··· Input rows ···

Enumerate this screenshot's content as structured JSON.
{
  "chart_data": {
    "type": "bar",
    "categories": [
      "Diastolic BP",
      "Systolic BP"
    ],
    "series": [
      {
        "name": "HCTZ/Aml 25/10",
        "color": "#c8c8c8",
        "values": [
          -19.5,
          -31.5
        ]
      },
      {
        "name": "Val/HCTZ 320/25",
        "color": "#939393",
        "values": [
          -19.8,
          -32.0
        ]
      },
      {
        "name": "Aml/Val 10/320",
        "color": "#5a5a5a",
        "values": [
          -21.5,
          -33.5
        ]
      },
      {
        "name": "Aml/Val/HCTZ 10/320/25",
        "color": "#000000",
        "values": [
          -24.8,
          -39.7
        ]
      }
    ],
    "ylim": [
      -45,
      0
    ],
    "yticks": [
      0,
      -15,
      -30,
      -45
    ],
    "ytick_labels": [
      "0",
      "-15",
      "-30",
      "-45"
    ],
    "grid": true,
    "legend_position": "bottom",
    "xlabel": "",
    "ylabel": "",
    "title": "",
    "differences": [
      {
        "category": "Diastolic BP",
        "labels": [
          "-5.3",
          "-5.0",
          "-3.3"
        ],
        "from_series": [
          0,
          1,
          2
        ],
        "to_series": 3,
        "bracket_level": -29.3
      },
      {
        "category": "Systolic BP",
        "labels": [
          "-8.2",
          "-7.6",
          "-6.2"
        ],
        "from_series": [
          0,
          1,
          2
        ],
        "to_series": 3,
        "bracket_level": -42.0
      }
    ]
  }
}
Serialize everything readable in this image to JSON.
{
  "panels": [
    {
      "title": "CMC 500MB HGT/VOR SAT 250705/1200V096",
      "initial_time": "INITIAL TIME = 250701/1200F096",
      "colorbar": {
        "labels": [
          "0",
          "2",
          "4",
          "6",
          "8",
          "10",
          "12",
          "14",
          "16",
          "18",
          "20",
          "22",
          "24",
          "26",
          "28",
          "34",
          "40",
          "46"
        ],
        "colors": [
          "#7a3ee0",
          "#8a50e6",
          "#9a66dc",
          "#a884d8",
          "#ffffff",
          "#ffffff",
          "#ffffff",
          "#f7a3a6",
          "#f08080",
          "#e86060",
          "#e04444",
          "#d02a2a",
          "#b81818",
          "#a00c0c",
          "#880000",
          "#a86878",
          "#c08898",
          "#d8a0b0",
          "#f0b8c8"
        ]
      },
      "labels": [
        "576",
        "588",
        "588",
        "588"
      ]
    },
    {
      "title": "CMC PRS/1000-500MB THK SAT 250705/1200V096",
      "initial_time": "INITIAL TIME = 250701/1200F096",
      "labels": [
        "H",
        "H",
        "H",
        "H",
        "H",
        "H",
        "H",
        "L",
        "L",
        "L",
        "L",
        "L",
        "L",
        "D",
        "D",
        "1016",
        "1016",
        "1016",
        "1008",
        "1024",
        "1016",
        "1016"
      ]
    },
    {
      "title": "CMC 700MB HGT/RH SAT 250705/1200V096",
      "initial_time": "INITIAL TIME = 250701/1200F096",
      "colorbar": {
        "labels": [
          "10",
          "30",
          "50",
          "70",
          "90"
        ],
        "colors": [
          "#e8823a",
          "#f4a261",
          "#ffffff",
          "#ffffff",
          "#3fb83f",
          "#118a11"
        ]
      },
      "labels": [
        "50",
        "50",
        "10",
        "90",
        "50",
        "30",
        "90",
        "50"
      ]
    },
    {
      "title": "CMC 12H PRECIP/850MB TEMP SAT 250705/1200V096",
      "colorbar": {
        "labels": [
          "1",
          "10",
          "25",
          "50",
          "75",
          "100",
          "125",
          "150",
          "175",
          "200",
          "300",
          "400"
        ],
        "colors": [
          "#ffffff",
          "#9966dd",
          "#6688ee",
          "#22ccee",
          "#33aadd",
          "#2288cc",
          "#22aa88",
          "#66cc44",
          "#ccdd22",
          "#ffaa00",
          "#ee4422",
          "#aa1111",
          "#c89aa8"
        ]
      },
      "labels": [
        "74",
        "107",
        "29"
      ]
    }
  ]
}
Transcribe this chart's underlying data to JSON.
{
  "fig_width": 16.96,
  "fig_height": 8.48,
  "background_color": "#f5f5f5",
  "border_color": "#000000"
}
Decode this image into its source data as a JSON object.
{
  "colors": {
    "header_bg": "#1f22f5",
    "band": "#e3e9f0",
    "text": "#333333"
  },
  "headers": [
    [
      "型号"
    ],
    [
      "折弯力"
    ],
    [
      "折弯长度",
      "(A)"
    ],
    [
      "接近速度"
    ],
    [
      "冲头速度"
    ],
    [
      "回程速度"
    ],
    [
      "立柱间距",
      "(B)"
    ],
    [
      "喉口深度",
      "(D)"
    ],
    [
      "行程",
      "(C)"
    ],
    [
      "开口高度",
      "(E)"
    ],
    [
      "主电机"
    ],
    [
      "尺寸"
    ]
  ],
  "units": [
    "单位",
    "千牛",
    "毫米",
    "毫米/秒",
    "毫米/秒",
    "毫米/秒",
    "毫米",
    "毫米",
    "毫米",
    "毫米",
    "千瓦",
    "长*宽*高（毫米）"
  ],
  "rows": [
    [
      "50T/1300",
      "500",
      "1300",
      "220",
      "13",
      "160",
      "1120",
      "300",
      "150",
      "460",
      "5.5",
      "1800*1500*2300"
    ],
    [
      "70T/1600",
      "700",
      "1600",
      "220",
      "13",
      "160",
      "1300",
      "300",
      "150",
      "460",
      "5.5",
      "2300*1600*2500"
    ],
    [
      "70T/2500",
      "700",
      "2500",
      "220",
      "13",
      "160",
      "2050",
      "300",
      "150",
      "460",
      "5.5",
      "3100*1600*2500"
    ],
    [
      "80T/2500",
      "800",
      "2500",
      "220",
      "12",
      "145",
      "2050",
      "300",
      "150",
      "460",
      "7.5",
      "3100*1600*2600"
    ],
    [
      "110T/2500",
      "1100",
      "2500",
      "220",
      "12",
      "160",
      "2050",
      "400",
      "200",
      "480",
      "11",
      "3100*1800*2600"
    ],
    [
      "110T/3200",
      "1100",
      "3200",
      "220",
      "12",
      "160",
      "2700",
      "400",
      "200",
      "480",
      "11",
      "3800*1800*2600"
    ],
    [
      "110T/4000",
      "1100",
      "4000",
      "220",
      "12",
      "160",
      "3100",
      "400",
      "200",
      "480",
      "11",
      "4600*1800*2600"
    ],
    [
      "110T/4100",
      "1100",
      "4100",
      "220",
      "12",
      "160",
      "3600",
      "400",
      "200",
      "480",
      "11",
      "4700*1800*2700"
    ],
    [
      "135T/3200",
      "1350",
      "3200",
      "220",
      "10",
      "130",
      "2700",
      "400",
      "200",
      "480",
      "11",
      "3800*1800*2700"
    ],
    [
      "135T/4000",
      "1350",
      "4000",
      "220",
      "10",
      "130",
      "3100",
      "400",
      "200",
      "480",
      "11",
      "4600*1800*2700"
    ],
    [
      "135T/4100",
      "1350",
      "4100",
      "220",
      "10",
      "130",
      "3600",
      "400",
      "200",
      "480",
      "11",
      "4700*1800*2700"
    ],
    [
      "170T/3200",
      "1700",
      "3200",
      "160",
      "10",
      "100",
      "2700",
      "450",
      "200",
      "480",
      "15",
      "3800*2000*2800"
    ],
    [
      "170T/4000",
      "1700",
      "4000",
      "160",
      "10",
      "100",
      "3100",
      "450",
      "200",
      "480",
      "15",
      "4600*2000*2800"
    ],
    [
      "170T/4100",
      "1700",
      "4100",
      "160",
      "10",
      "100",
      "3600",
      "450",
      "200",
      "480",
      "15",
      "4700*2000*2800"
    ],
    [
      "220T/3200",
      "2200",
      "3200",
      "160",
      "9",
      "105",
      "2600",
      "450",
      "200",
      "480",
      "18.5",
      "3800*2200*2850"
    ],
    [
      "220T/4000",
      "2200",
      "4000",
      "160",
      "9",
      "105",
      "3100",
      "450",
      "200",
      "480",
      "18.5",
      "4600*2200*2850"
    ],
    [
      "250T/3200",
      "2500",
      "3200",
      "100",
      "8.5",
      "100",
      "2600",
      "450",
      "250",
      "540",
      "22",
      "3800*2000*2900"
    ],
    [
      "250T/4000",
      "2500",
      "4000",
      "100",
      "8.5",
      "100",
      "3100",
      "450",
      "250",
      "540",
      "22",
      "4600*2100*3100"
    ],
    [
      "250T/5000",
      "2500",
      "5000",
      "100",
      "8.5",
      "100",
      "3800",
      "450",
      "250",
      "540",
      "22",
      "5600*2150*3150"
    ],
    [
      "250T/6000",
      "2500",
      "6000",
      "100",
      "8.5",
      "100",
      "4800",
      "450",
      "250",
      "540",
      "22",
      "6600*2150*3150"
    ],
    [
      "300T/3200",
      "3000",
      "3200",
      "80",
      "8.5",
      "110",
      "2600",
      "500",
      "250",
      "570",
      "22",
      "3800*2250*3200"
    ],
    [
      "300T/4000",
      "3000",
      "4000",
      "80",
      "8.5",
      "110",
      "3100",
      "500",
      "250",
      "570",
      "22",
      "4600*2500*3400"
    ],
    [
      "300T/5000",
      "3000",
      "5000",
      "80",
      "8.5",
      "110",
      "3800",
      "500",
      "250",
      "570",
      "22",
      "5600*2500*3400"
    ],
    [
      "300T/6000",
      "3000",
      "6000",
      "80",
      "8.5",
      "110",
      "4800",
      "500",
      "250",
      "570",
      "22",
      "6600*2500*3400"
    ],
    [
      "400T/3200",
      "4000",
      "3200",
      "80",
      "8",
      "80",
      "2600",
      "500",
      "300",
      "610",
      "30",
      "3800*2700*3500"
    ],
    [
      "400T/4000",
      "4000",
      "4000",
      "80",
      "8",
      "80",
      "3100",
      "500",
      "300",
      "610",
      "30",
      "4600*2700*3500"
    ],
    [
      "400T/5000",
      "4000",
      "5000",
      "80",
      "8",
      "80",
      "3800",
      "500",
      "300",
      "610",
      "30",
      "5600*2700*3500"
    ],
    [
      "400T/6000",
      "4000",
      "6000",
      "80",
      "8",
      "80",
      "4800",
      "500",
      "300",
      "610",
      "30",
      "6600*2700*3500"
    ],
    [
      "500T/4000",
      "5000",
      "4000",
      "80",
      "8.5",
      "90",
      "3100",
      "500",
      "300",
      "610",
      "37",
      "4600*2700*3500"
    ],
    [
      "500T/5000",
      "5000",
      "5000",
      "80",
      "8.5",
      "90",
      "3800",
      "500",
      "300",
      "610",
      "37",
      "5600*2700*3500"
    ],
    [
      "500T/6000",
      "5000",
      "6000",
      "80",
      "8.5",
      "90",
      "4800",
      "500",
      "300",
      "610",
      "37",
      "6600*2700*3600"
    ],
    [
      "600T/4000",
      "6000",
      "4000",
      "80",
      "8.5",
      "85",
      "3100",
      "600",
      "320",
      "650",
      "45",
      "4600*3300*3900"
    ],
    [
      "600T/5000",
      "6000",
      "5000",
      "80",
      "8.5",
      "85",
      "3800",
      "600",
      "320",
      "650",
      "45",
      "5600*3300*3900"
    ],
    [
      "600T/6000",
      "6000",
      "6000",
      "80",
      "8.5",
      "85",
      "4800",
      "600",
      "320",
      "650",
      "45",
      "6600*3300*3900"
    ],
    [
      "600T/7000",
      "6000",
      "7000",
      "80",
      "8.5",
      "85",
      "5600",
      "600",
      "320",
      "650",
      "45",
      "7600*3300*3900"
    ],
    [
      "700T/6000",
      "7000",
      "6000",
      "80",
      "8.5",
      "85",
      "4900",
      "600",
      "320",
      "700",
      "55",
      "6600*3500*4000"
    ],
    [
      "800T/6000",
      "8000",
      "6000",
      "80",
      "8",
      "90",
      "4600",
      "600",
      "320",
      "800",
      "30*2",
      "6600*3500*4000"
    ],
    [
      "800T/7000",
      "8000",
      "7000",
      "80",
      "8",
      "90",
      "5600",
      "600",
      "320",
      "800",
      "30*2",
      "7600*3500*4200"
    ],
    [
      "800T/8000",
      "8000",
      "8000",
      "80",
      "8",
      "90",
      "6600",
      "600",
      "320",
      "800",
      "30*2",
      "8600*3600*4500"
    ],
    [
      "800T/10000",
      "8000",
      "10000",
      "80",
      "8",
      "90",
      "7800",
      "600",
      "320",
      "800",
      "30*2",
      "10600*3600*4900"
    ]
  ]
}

···

Each line in the data that holds the string "HCTZ" should be found and copied.

        "name": "HCTZ/Aml 25/10",
        "name": "Val/HCTZ 320/25",
        "name": "Aml/Val/HCTZ 10/320/25",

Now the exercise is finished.